[Supplied passage]:
==========

To its credit, Total Eclipse does a lot of things right. It has the good sense to feature a cast of adult soldiers who actually seem competent enough to be doing what they're doing. This spares the writers from having to come up with a plausible reason for putting some random teenager in charge of saving the planet. The show also puts some real thought into its battle scenes, rather than simply having the heroes stroll into battle and throw special attacks at everything that moves. There's still plenty of shouting and gratuitous explosions, but you get the sense that someone actually sat down and planned out the battle scenes before writing them.
When it's not blowing things up, however, Total Eclipse starts to trip over its own ambitions. Much of the plot revolves around the rivalries between competing superpowers, which is a tough sell for a show that leans so heavily on national stereotypes. The Italian pilot is an obnoxious yet likable playboy. The Russian soldiers are loyal to their country, but their commanders are corrupt scumbags. The Japanese officer takes her job too seriously, and on it goes for just about every featured nationality. A lot of this lazy characterization would be able to fly under the radar in a goofy action show, but Total Eclipse puts it front and center. The show ends up screaming, “People from different countries don't trust each other!” over and over and over again. After a dozen episodes, the theme starts to wear out its welcome.
Things get a little better when the international intrigue takes a back seat and the characters get to act like people again. Yuya and Yui can be a bit tiresome when they butt heads over the prototype project, but we at least get some plausible explanations for why they're both so stubborn. The other pilots in Yuya's unit are easily the most likable characters in the show, and the script is at its best when they get to banter back and forth. On the other hand, the show's occasional efforts at setting up romantic tension are pretty poor. The two deserted island episodes represent an hour of my life that I'll never get back.

==========

[Records from a data collection]
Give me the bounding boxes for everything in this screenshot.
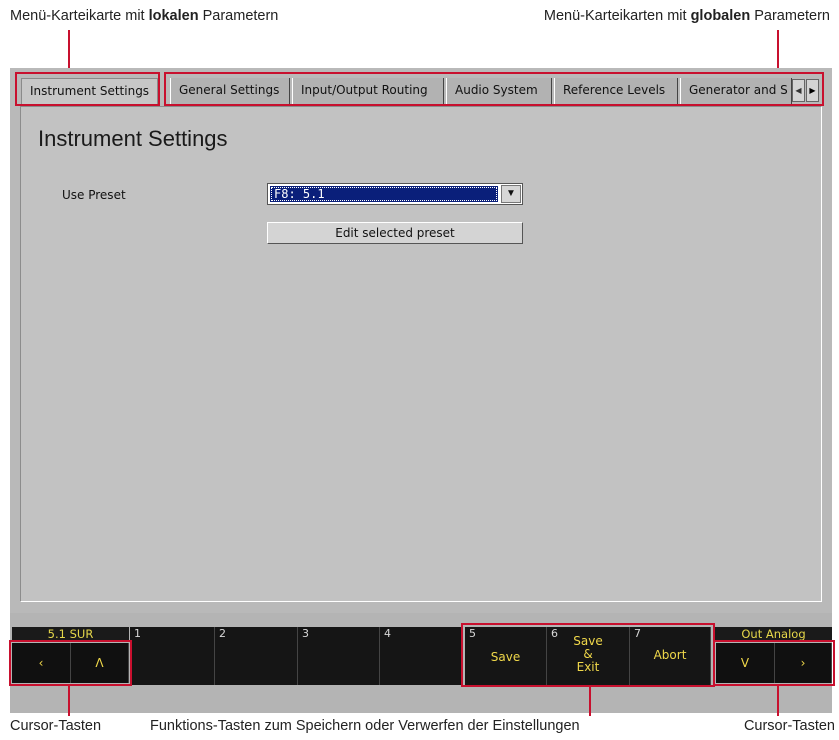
- highlight-global-tabs: [164, 72, 824, 106]
- highlight-cursor-keys-right: [713, 640, 835, 686]
- preset-select[interactable]: F8: 5.1 ▼: [267, 183, 523, 205]
- annotation-cursor-keys-left: Cursor-Tasten: [10, 718, 102, 734]
- annotation-function-keys: Funktions-Tasten zum Speichern oder Verw…: [150, 718, 580, 734]
- annotation-local-tab: Menü-Karteikarte mit lokalen Parametern: [10, 8, 279, 24]
- chevron-down-icon[interactable]: ▼: [501, 185, 521, 203]
- annotation-cursor-keys-right: Cursor-Tasten: [743, 718, 835, 734]
- use-preset-label: Use Preset: [62, 188, 126, 202]
- function-key-4[interactable]: 4: [380, 627, 462, 685]
- function-key-2[interactable]: 2: [215, 627, 298, 685]
- annotation-line-cursor-left: [68, 686, 70, 716]
- function-key-number: 4: [384, 627, 391, 640]
- highlight-function-keys: [461, 623, 715, 687]
- annotation-line-global: [777, 30, 779, 72]
- function-key-1[interactable]: 1: [130, 627, 215, 685]
- right-mode-label: Out Analog: [715, 627, 832, 641]
- function-key-number: 1: [134, 627, 141, 640]
- page-title: Instrument Settings: [38, 126, 228, 151]
- edit-selected-preset-button[interactable]: Edit selected preset: [267, 222, 523, 244]
- function-key-number: 2: [219, 627, 226, 640]
- highlight-cursor-keys-left: [9, 640, 132, 686]
- function-key-number: 3: [302, 627, 309, 640]
- function-key-3[interactable]: 3: [298, 627, 380, 685]
- annotation-global-tabs: Menü-Karteikarten mit globalen Parameter…: [543, 8, 830, 24]
- highlight-local-tab: [15, 72, 160, 106]
- annotation-line-function-keys: [589, 687, 591, 716]
- annotation-line-cursor-right: [777, 686, 779, 716]
- settings-panel: [20, 106, 822, 602]
- annotation-line-local: [68, 30, 70, 72]
- left-mode-label: 5.1 SUR: [12, 627, 129, 641]
- preset-selected-value: F8: 5.1: [270, 186, 498, 202]
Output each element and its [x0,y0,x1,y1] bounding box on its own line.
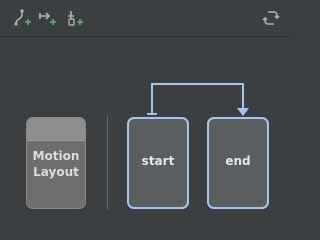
toolbar [0,0,290,36]
motion-layout-label-line1: Motion [32,149,80,163]
constraint-set-end[interactable]: end [207,117,269,209]
cycle-icon[interactable] [261,8,281,28]
constraint-set-start[interactable]: start [127,117,189,209]
constraint-set-end-label: end [225,154,251,168]
overview-divider [107,116,108,210]
motion-layout-node[interactable]: Motion Layout [26,117,86,209]
constraint-set-start-label: start [141,154,175,168]
create-click-handler-icon[interactable] [65,8,85,28]
motion-layout-node-header [27,118,85,141]
motion-layout-label: Motion Layout [27,148,85,180]
motion-layout-label-line2: Layout [33,165,79,179]
create-transition-icon[interactable] [38,8,58,28]
create-constraint-set-icon[interactable] [13,8,33,28]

==========

[Aim]:
Answer these questions on the Total Eclipse review:
1. What kind of cast does the show feature?
2. Which nationality is the pilot described as an obnoxious yet likable playboy?
3. Who are easily the most likable characters in the show?
The listing was taken from a different source than the review.

[Task output]:
1. Adult soldiers who seem competent enough to be doing what they're doing.
2. Italian.
3. The other pilots in Yuya's unit.